Extract every record, exactly as written, and ignore the pictures.
────────────────────────────────────────
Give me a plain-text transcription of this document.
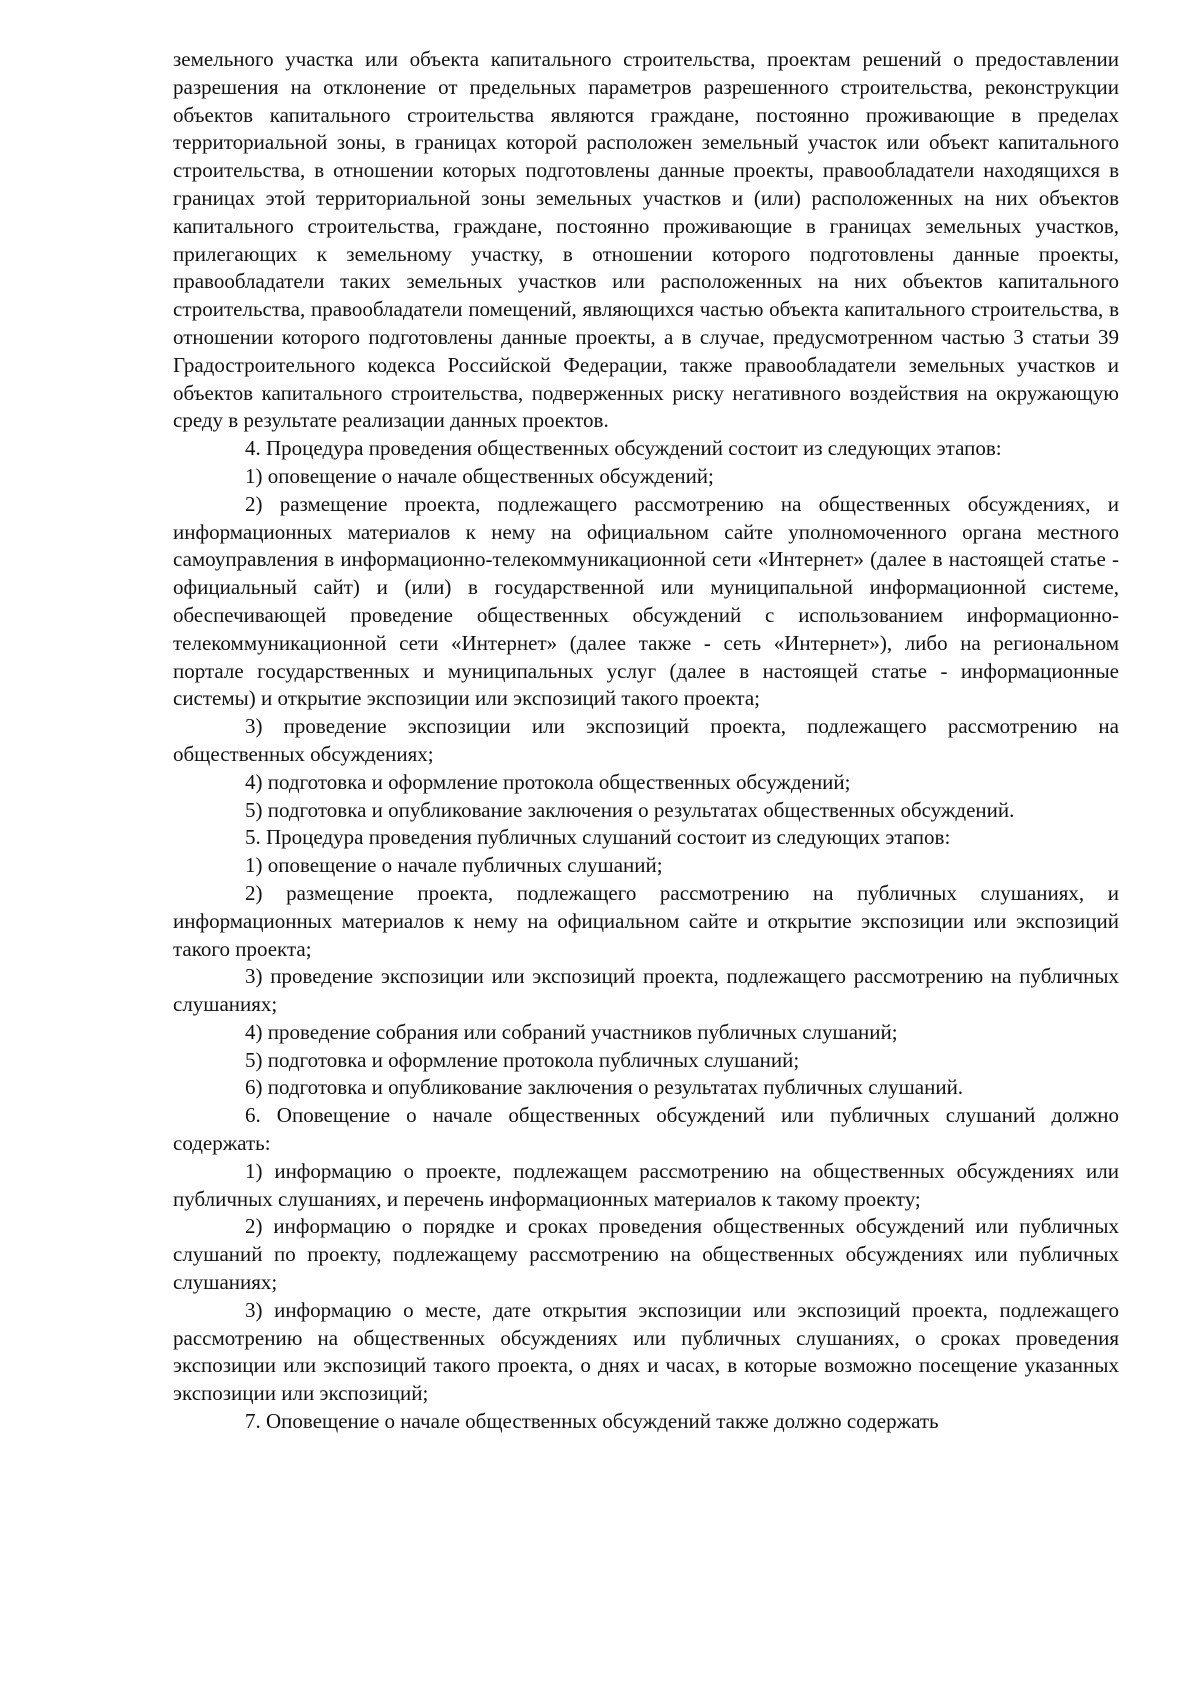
земельного участка или объекта капитального строительства, проектам решений о предоставлении разрешения на отклонение от предельных параметров разрешенного строительства, реконструкции объектов капитального строительства являются граждане, постоянно проживающие в пределах территориальной зоны, в границах которой расположен земельный участок или объект капитального строительства, в отношении которых подготовлены данные проекты, правообладатели находящихся в границах этой территориальной зоны земельных участков и (или) расположенных на них объектов капитального строительства, граждане, постоянно проживающие в границах земельных участков, прилегающих к земельному участку, в отношении которого подготовлены данные проекты, правообладатели таких земельных участков или расположенных на них объектов капитального строительства, правообладатели помещений, являющихся частью объекта капитального строительства, в отношении которого подготовлены данные проекты, а в случае, предусмотренном частью 3 статьи 39 Градостроительного кодекса Российской Федерации, также правообладатели земельных участков и объектов капитального строительства, подверженных риску негативного воздействия на окружающую среду в результате реализации данных проектов.

4. Процедура проведения общественных обсуждений состоит из следующих этапов:

1) оповещение о начале общественных обсуждений;

2) размещение проекта, подлежащего рассмотрению на общественных обсуждениях, и информационных материалов к нему на официальном сайте уполномоченного органа местного самоуправления в информационно-телекоммуникационной сети «Интернет» (далее в настоящей статье - официальный сайт) и (или) в государственной или муниципальной информационной системе, обеспечивающей проведение общественных обсуждений с использованием информационно-телекоммуникационной сети «Интернет» (далее также - сеть «Интернет»), либо на региональном портале государственных и муниципальных услуг (далее в настоящей статье - информационные системы) и открытие экспозиции или экспозиций такого проекта;

3) проведение экспозиции или экспозиций проекта, подлежащего рассмотрению на общественных обсуждениях;

4) подготовка и оформление протокола общественных обсуждений;

5) подготовка и опубликование заключения о результатах общественных обсуждений.

5. Процедура проведения публичных слушаний состоит из следующих этапов:

1) оповещение о начале публичных слушаний;

2) размещение проекта, подлежащего рассмотрению на публичных слушаниях, и информационных материалов к нему на официальном сайте и открытие экспозиции или экспозиций такого проекта;

3) проведение экспозиции или экспозиций проекта, подлежащего рассмотрению на публичных слушаниях;

4) проведение собрания или собраний участников публичных слушаний;

5) подготовка и оформление протокола публичных слушаний;

6) подготовка и опубликование заключения о результатах публичных слушаний.

6. Оповещение о начале общественных обсуждений или публичных слушаний должно содержать:

1) информацию о проекте, подлежащем рассмотрению на общественных обсуждениях или публичных слушаниях, и перечень информационных материалов к такому проекту;

2) информацию о порядке и сроках проведения общественных обсуждений или публичных слушаний по проекту, подлежащему рассмотрению на общественных обсуждениях или публичных слушаниях;

3) информацию о месте, дате открытия экспозиции или экспозиций проекта, подлежащего рассмотрению на общественных обсуждениях или публичных слушаниях, о сроках проведения экспозиции или экспозиций такого проекта, о днях и часах, в которые возможно посещение указанных экспозиции или экспозиций;

7. Оповещение о начале общественных обсуждений также должно содержать
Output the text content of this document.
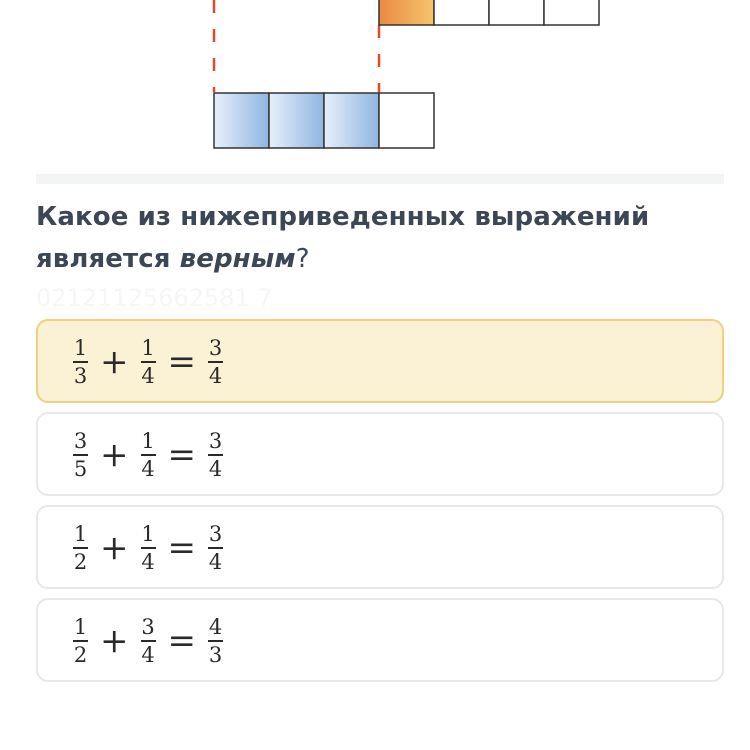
Какое из нижеприведенных выражений является верным?
02121125662581 7
$\frac{1}{3} + \frac{1}{4} = \frac{3}{4}$
$\frac{3}{5} + \frac{1}{4} = \frac{3}{4}$
$\frac{1}{2} + \frac{1}{4} = \frac{3}{4}$
$\frac{1}{2} + \frac{3}{4} = \frac{4}{3}$
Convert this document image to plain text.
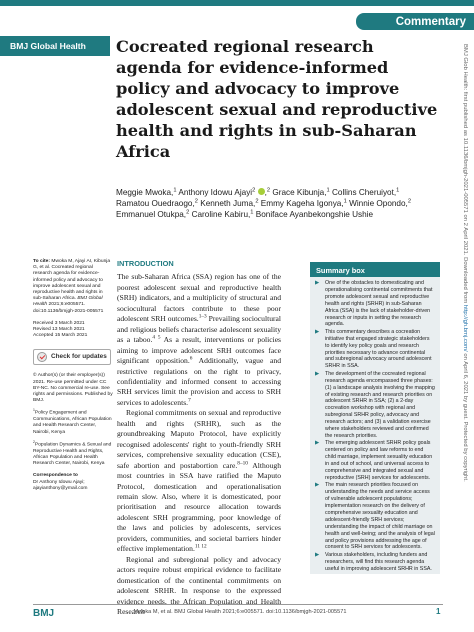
Commentary
BMJ Global Health	Cocreated regional research agenda for evidence-informed policy and advocacy to improve adolescent sexual and reproductive health and rights in sub-Saharan Africa
Meggie Mwoka,$^1$ Anthony Idowu Ajayi$^2$ ,$^2$ Grace Kibunja,$^1$ Collins Cheruiyot,$^1$
Ramatou Ouedraogo,$^2$ Kenneth Juma,$^2$ Emmy Kageha Igonya,$^1$ Winnie Opondo,$^2$
Emmanuel Otukpa,$^2$ Caroline Kabiru,$^1$ Boniface Ayanbekongshie Ushie

To cite: Mwoka M, Ajayi AI, Kibunja G, et al. Cocreated regional research agenda for evidence-informed policy and advocacy to improve adolescent sexual and reproductive health and rights in sub-Saharan Africa. BMJ Global Health 2021;6:e005571. doi:10.1136/bmjgh-2021-005571

Received 3 March 2021
Revised 13 March 2021
Accepted 15 March 2021

Check for updates

© Author(s) (or their employer(s)) 2021. Re-use permitted under CC BY-NC. No commercial re-use. See rights and permissions. Published by BMJ.

$^1$Policy Engagement and Communications, African Population and Health Research Center, Nairobi, Kenya

$^2$Population Dynamics & Sexual and Reproductive Health and Rights, African Population and Health Research Center, Nairobi, Kenya

Correspondence to
Dr Anthony Idowu Ajayi;
ajayianthony@ymail.com

INTRODUCTION

The sub-Saharan Africa (SSA) region has one of the poorest adolescent sexual and reproductive health (SRH) indicators, and a multiplicity of structural and sociocultural factors contribute to these poor adolescent SRH outcomes.$^{1-3}$ Prevailing sociocultural and religious beliefs characterise adolescent sexuality as a taboo.$^{4 5}$ As a result, interventions or policies aiming to improve adolescent SRH outcomes face significant opposition.$^6$ Additionally, vague and restrictive regulations on the right to privacy, confidentiality and informed consent to accessing SRH services limit the provision and access to SRH services to adolescents.$^7$

Regional commitments on sexual and reproductive health and rights (SRHR), such as the groundbreaking Maputo Protocol, have explicitly recognised adolescents' right to youth-friendly SRH services, comprehensive sexuality education (CSE), safe abortion and postabortion care.$^{8-10}$ Although most countries in SSA have ratified the Maputo Protocol, domestication and operationalisation remain slow. Also, where it is domesticated, poor prioritisation and resource allocation towards adolescent SRH programming, poor knowledge of the laws and policies by adolescents, services providers, communities, and societal barriers hinder effective implementation.$^{11 12}$

Regional and subregional policy and advocacy actors require robust empirical evidence to facilitate domestication of the continental commitments on adolescent SRHR. In response to the expressed evidence needs, the African Population and Health Research

Summary box
▶ One of the obstacles to domesticating and operationalising continental commitments that promote adolescent sexual and reproductive health and rights (SRHR) in sub-Saharan Africa (SSA) is the lack of stakeholder-driven research or inputs in setting the research agenda.
▶ This commentary describes a cocreation initiative that engaged strategic stakeholders to identify key policy goals and research priorities necessary to advance continental and subregional advocacy around adolescent SRHR in SSA.
▶ The development of the cocreated regional research agenda encompassed three phases: (1) a landscape analysis involving the mapping of existing research and research priorities on adolescent SRHR in SSA; (2) a 2-day cocreation workshop with regional and subregional SRHR policy, advocacy and research actors; and (3) a validation exercise where stakeholders reviewed and confirmed the research priorities.
▶ The emerging adolescent SRHR policy goals centered on policy and law reforms to end child marriage, implement sexuality education in and out of school, and universal access to comprehensive and integrated sexual and reproductive (SRH) services for adolescents.
▶ The main research priorities focused on understanding the needs and service access of vulnerable adolescent populations; implementation research on the delivery of comprehensive sexuality education and adolescent-friendly SRH services; understanding the impact of child marriage on health and well-being; and the analysis of legal and policy provisions addressing the age of consent to SRH services for adolescents.
▶ Various stakeholders, including funders and researchers, will find this research agenda useful in improving adolescent SRHR in SSA.
BMJ Glob Health: first published as 10.1136/bmjgh-2021-005571 on 2 April 2021. Downloaded from http://gh.bmj.com/ on April 6, 2021 by guest. Protected by copyright.
BMJ	Mwoka M, et al. BMJ Global Health 2021;6:e005571. doi:10.1136/bmjgh-2021-005571	1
────────────────────────────────────────
_Written solution_:
Give me a plain-text transcription of this document.
земельного участка или объекта капитального строительства, проектам решений о предоставлении разрешения на отклонение от предельных параметров разрешенного строительства, реконструкции объектов капитального строительства являются граждане, постоянно проживающие в пределах территориальной зоны, в границах которой расположен земельный участок или объект капитального строительства, в отношении которых подготовлены данные проекты, правообладатели находящихся в границах этой территориальной зоны земельных участков и (или) расположенных на них объектов капитального строительства, граждане, постоянно проживающие в границах земельных участков, прилегающих к земельному участку, в отношении которого подготовлены данные проекты, правообладатели таких земельных участков или расположенных на них объектов капитального строительства, правообладатели помещений, являющихся частью объекта капитального строительства, в отношении которого подготовлены данные проекты, а в случае, предусмотренном частью 3 статьи 39 Градостроительного кодекса Российской Федерации, также правообладатели земельных участков и объектов капитального строительства, подверженных риску негативного воздействия на окружающую среду в результате реализации данных проектов.

4. Процедура проведения общественных обсуждений состоит из следующих этапов:

1) оповещение о начале общественных обсуждений;

2) размещение проекта, подлежащего рассмотрению на общественных обсуждениях, и информационных материалов к нему на официальном сайте уполномоченного органа местного самоуправления в информационно-телекоммуникационной сети «Интернет» (далее в настоящей статье - официальный сайт) и (или) в государственной или муниципальной информационной системе, обеспечивающей проведение общественных обсуждений с использованием информационно-телекоммуникационной сети «Интернет» (далее также - сеть «Интернет»), либо на региональном портале государственных и муниципальных услуг (далее в настоящей статье - информационные системы) и открытие экспозиции или экспозиций такого проекта;

3) проведение экспозиции или экспозиций проекта, подлежащего рассмотрению на общественных обсуждениях;

4) подготовка и оформление протокола общественных обсуждений;

5) подготовка и опубликование заключения о результатах общественных обсуждений.

5. Процедура проведения публичных слушаний состоит из следующих этапов:

1) оповещение о начале публичных слушаний;

2) размещение проекта, подлежащего рассмотрению на публичных слушаниях, и информационных материалов к нему на официальном сайте и открытие экспозиции или экспозиций такого проекта;

3) проведение экспозиции или экспозиций проекта, подлежащего рассмотрению на публичных слушаниях;

4) проведение собрания или собраний участников публичных слушаний;

5) подготовка и оформление протокола публичных слушаний;

6) подготовка и опубликование заключения о результатах публичных слушаний.

6. Оповещение о начале общественных обсуждений или публичных слушаний должно содержать:

1) информацию о проекте, подлежащем рассмотрению на общественных обсуждениях или публичных слушаниях, и перечень информационных материалов к такому проекту;

2) информацию о порядке и сроках проведения общественных обсуждений или публичных слушаний по проекту, подлежащему рассмотрению на общественных обсуждениях или публичных слушаниях;

3) информацию о месте, дате открытия экспозиции или экспозиций проекта, подлежащего рассмотрению на общественных обсуждениях или публичных слушаниях, о сроках проведения экспозиции или экспозиций такого проекта, о днях и часах, в которые возможно посещение указанных экспозиции или экспозиций;

7. Оповещение о начале общественных обсуждений также должно содержать
Output the text content of this document.
Какое из нижеприведенных выражений является верным?
02121125662581 7
$\frac{1}{3} + \frac{1}{4} = \frac{3}{4}$
$\frac{3}{5} + \frac{1}{4} = \frac{3}{4}$
$\frac{1}{2} + \frac{1}{4} = \frac{3}{4}$
$\frac{1}{2} + \frac{3}{4} = \frac{4}{3}$
Convert this document image to plain text.
Commentary
BMJ Global Health	Cocreated regional research agenda for evidence-informed policy and advocacy to improve adolescent sexual and reproductive health and rights in sub-Saharan Africa
Meggie Mwoka,$^1$ Anthony Idowu Ajayi$^2$ ,$^2$ Grace Kibunja,$^1$ Collins Cheruiyot,$^1$
Ramatou Ouedraogo,$^2$ Kenneth Juma,$^2$ Emmy Kageha Igonya,$^1$ Winnie Opondo,$^2$
Emmanuel Otukpa,$^2$ Caroline Kabiru,$^1$ Boniface Ayanbekongshie Ushie

To cite: Mwoka M, Ajayi AI, Kibunja G, et al. Cocreated regional research agenda for evidence-informed policy and advocacy to improve adolescent sexual and reproductive health and rights in sub-Saharan Africa. BMJ Global Health 2021;6:e005571. doi:10.1136/bmjgh-2021-005571

Received 3 March 2021
Revised 13 March 2021
Accepted 15 March 2021

Check for updates

© Author(s) (or their employer(s)) 2021. Re-use permitted under CC BY-NC. No commercial re-use. See rights and permissions. Published by BMJ.

$^1$Policy Engagement and Communications, African Population and Health Research Center, Nairobi, Kenya

$^2$Population Dynamics & Sexual and Reproductive Health and Rights, African Population and Health Research Center, Nairobi, Kenya

Correspondence to
Dr Anthony Idowu Ajayi;
ajayianthony@ymail.com

INTRODUCTION

The sub-Saharan Africa (SSA) region has one of the poorest adolescent sexual and reproductive health (SRH) indicators, and a multiplicity of structural and sociocultural factors contribute to these poor adolescent SRH outcomes.$^{1-3}$ Prevailing sociocultural and religious beliefs characterise adolescent sexuality as a taboo.$^{4 5}$ As a result, interventions or policies aiming to improve adolescent SRH outcomes face significant opposition.$^6$ Additionally, vague and restrictive regulations on the right to privacy, confidentiality and informed consent to accessing SRH services limit the provision and access to SRH services to adolescents.$^7$

Regional commitments on sexual and reproductive health and rights (SRHR), such as the groundbreaking Maputo Protocol, have explicitly recognised adolescents' right to youth-friendly SRH services, comprehensive sexuality education (CSE), safe abortion and postabortion care.$^{8-10}$ Although most countries in SSA have ratified the Maputo Protocol, domestication and operationalisation remain slow. Also, where it is domesticated, poor prioritisation and resource allocation towards adolescent SRH programming, poor knowledge of the laws and policies by adolescents, services providers, communities, and societal barriers hinder effective implementation.$^{11 12}$

Regional and subregional policy and advocacy actors require robust empirical evidence to facilitate domestication of the continental commitments on adolescent SRHR. In response to the expressed evidence needs, the African Population and Health Research

Summary box
▶ One of the obstacles to domesticating and operationalising continental commitments that promote adolescent sexual and reproductive health and rights (SRHR) in sub-Saharan Africa (SSA) is the lack of stakeholder-driven research or inputs in setting the research agenda.
▶ This commentary describes a cocreation initiative that engaged strategic stakeholders to identify key policy goals and research priorities necessary to advance continental and subregional advocacy around adolescent SRHR in SSA.
▶ The development of the cocreated regional research agenda encompassed three phases: (1) a landscape analysis involving the mapping of existing research and research priorities on adolescent SRHR in SSA; (2) a 2-day cocreation workshop with regional and subregional SRHR policy, advocacy and research actors; and (3) a validation exercise where stakeholders reviewed and confirmed the research priorities.
▶ The emerging adolescent SRHR policy goals centered on policy and law reforms to end child marriage, implement sexuality education in and out of school, and universal access to comprehensive and integrated sexual and reproductive (SRH) services for adolescents.
▶ The main research priorities focused on understanding the needs and service access of vulnerable adolescent populations; implementation research on the delivery of comprehensive sexuality education and adolescent-friendly SRH services; understanding the impact of child marriage on health and well-being; and the analysis of legal and policy provisions addressing the age of consent to SRH services for adolescents.
▶ Various stakeholders, including funders and researchers, will find this research agenda useful in improving adolescent SRHR in SSA.
BMJ Glob Health: first published as 10.1136/bmjgh-2021-005571 on 2 April 2021. Downloaded from http://gh.bmj.com/ on April 6, 2021 by guest. Protected by copyright.
BMJ	Mwoka M, et al. BMJ Global Health 2021;6:e005571. doi:10.1136/bmjgh-2021-005571	1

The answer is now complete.